Task prompt
Using the material that follows, identify and copy each line with the string "QUAN".
|---|
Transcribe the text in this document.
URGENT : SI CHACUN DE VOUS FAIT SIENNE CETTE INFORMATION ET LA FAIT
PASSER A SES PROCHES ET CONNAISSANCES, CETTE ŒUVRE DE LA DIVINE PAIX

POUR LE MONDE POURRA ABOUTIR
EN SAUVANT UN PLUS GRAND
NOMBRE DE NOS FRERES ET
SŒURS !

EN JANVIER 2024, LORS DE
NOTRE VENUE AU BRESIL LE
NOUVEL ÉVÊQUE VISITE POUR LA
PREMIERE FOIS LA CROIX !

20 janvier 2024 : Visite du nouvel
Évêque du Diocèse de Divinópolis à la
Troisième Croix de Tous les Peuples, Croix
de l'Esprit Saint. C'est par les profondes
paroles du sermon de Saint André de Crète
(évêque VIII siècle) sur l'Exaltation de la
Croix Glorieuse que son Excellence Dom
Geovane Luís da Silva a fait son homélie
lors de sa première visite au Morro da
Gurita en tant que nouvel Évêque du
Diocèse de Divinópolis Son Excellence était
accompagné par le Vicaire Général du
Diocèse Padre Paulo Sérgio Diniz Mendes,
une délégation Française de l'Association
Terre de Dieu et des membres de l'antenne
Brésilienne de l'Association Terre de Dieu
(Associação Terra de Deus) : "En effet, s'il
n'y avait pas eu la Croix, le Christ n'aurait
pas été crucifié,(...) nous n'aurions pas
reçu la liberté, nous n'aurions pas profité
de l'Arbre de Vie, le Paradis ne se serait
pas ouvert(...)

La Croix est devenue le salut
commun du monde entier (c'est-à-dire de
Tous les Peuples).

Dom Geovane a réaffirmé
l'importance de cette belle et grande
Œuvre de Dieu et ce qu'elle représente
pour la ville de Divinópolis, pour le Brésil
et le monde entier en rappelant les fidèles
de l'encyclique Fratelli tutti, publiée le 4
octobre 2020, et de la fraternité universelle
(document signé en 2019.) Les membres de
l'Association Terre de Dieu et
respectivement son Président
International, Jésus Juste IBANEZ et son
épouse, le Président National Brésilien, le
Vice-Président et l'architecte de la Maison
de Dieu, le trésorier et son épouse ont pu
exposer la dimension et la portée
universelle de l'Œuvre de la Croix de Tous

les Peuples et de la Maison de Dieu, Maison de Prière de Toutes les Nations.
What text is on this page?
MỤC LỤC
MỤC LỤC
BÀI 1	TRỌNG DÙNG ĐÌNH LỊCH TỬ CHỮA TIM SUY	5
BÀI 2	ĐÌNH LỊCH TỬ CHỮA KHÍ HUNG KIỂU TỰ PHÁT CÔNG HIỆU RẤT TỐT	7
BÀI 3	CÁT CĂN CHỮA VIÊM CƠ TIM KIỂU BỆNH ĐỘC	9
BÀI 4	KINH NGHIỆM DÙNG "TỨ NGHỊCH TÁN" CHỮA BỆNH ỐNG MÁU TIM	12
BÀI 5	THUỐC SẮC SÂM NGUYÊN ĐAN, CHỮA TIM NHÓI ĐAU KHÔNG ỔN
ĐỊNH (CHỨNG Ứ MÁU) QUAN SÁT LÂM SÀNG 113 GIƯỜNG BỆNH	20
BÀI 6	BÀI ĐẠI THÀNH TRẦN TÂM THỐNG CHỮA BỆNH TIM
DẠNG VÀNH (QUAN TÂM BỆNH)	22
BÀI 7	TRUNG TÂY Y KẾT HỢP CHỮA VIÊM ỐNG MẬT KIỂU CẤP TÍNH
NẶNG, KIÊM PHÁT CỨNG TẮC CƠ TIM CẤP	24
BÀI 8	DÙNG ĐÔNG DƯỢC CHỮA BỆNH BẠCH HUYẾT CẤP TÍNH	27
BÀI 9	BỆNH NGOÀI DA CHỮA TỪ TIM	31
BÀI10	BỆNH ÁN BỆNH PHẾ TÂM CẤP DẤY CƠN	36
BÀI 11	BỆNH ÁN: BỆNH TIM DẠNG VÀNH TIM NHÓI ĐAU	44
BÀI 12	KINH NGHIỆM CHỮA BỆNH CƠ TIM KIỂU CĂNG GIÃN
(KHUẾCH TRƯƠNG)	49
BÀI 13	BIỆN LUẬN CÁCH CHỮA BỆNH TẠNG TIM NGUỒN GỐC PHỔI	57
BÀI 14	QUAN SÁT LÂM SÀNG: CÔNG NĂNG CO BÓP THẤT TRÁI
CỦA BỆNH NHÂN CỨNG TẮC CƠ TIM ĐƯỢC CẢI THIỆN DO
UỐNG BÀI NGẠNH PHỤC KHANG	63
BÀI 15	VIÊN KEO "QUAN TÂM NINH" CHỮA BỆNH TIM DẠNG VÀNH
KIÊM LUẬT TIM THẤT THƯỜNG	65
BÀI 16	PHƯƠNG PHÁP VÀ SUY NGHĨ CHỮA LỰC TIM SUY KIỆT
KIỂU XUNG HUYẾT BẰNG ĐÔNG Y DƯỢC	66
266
|---|
The output
ĐỊNH (CHỨNG Ứ MÁU) QUAN SÁT LÂM SÀNG 113 GIƯỜNG BỆNH	20
DẠNG VÀNH (QUAN TÂM BỆNH)	22
BÀI 14	QUAN SÁT LÂM SÀNG: CÔNG NĂNG CO BÓP THẤT TRÁI
BÀI 15	VIÊN KEO "QUAN TÂM NINH" CHỮA BỆNH TIM DẠNG VÀNH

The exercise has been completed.